═══ Extracted information ═══

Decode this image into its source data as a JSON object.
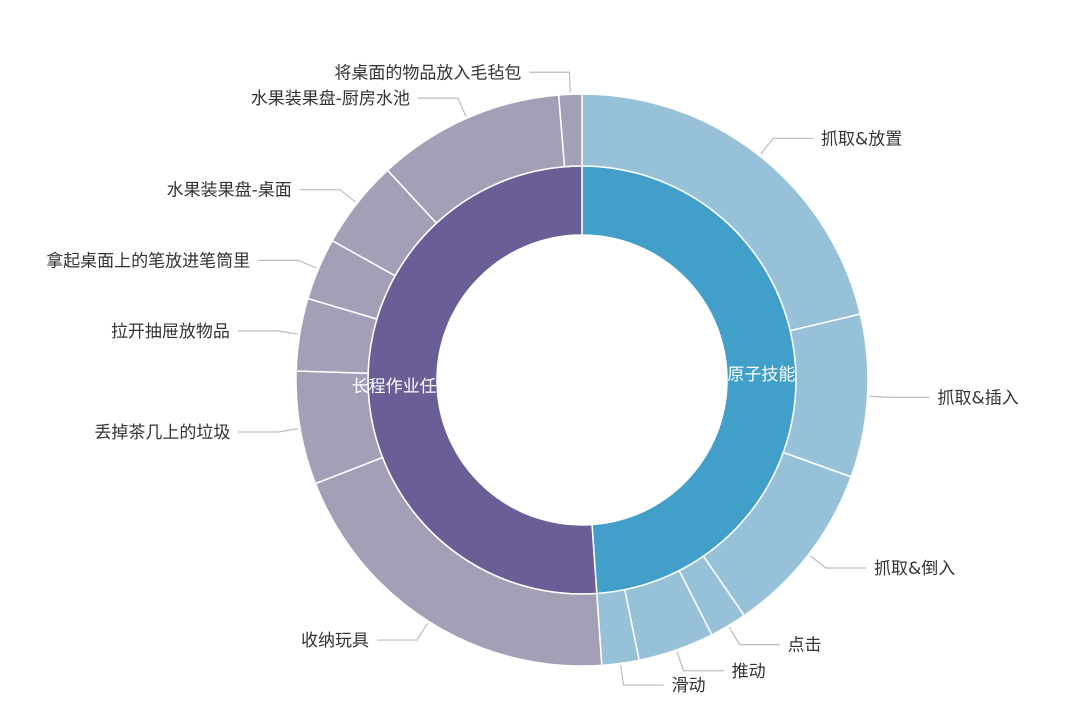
{
  "chart_data": {
    "type": "sunburst",
    "title": "",
    "unit": "percent of total (estimated from arc angles)",
    "colors": {
      "原子技能": {
        "inner": "#419fca",
        "outer": "#97c1d9"
      },
      "长程作业任务": {
        "inner": "#6b5e96",
        "outer": "#a49fb6"
      }
    },
    "groups": [
      {
        "name": "原子技能",
        "children": [
          {
            "name": "抓取&放置",
            "value": 21.3
          },
          {
            "name": "抓取&插入",
            "value": 9.2
          },
          {
            "name": "抓取&倒入",
            "value": 9.9
          },
          {
            "name": "点击",
            "value": 2.1
          },
          {
            "name": "推动",
            "value": 4.3
          },
          {
            "name": "滑动",
            "value": 2.1
          }
        ]
      },
      {
        "name": "长程作业任务",
        "children": [
          {
            "name": "收纳玩具",
            "value": 20.2
          },
          {
            "name": "丢掉茶几上的垃圾",
            "value": 6.4
          },
          {
            "name": "拉开抽屉放物品",
            "value": 4.1
          },
          {
            "name": "拿起桌面上的笔放进笔筒里",
            "value": 3.5
          },
          {
            "name": "水果装果盘-桌面",
            "value": 5.0
          },
          {
            "name": "水果装果盘-厨房水池",
            "value": 10.6
          },
          {
            "name": "将桌面的物品放入毛毡包",
            "value": 1.3
          }
        ]
      }
    ]
  }
}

═══

Exercise task - Transcribe the full listing above exactly as it stands, minus the pictures.

Exercise result -
Decode this image into its source data as a JSON object.
{
  "chart_data": {
    "type": "sunburst",
    "title": "",
    "unit": "percent of total (estimated from arc angles)",
    "colors": {
      "原子技能": {
        "inner": "#419fca",
        "outer": "#97c1d9"
      },
      "长程作业任务": {
        "inner": "#6b5e96",
        "outer": "#a49fb6"
      }
    },
    "groups": [
      {
        "name": "原子技能",
        "children": [
          {
            "name": "抓取&放置",
            "value": 21.3
          },
          {
            "name": "抓取&插入",
            "value": 9.2
          },
          {
            "name": "抓取&倒入",
            "value": 9.9
          },
          {
            "name": "点击",
            "value": 2.1
          },
          {
            "name": "推动",
            "value": 4.3
          },
          {
            "name": "滑动",
            "value": 2.1
          }
        ]
      },
      {
        "name": "长程作业任务",
        "children": [
          {
            "name": "收纳玩具",
            "value": 20.2
          },
          {
            "name": "丢掉茶几上的垃圾",
            "value": 6.4
          },
          {
            "name": "拉开抽屉放物品",
            "value": 4.1
          },
          {
            "name": "拿起桌面上的笔放进笔筒里",
            "value": 3.5
          },
          {
            "name": "水果装果盘-桌面",
            "value": 5.0
          },
          {
            "name": "水果装果盘-厨房水池",
            "value": 10.6
          },
          {
            "name": "将桌面的物品放入毛毡包",
            "value": 1.3
          }
        ]
      }
    ]
  }
}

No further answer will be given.